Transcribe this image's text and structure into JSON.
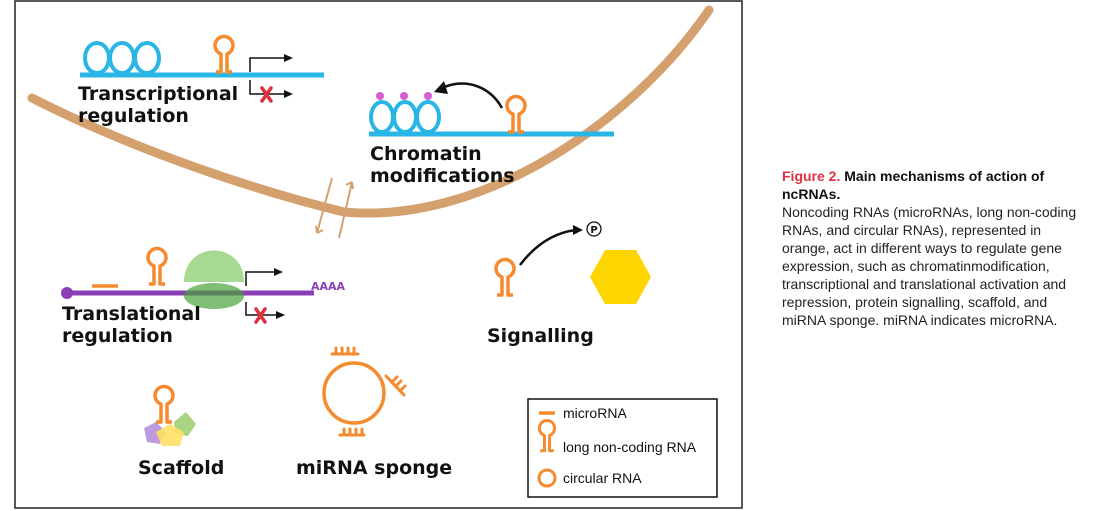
{
  "colors": {
    "dna": "#29b6e6",
    "rna": "#f58a2e",
    "mrna": "#8b3fb5",
    "membrane": "#d4a06e",
    "ribosome": "#6cc04a",
    "cross": "#e03040",
    "methyl": "#d55fd0",
    "phosphotarget": "#ffd500",
    "caption_label": "#e03040"
  },
  "diagram": {
    "transcriptional": {
      "label_line1": "Transcriptional",
      "label_line2": "regulation"
    },
    "chromatin": {
      "label_line1": "Chromatin",
      "label_line2": "modifications"
    },
    "translational": {
      "label_line1": "Translational",
      "label_line2": "regulation",
      "polya": "AAAA"
    },
    "signalling": {
      "label": "Signalling",
      "phospho": "P"
    },
    "scaffold": {
      "label": "Scaffold"
    },
    "sponge": {
      "label": "miRNA sponge"
    }
  },
  "legend": {
    "items": [
      {
        "icon": "microrna-line-icon",
        "label": "microRNA"
      },
      {
        "icon": "lncrna-hairpin-icon",
        "label": "long non-coding RNA"
      },
      {
        "icon": "circular-rna-icon",
        "label": "circular RNA"
      }
    ]
  },
  "caption": {
    "figure_label": "Figure 2.",
    "title": "Main mechanisms of action of ncRNAs.",
    "body": "Noncoding RNAs (microRNAs, long non-coding RNAs, and circular RNAs), represented in orange, act in different ways to regulate gene expression, such as chromatinmodification, transcriptional and translational activation and repression, protein signalling, scaffold, and miRNA sponge. miRNA indicates microRNA."
  }
}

.....

● **Activity**: Give the number of lines in the records above that contain the word "circular". Reply with that number alone.

● **Task result**: 3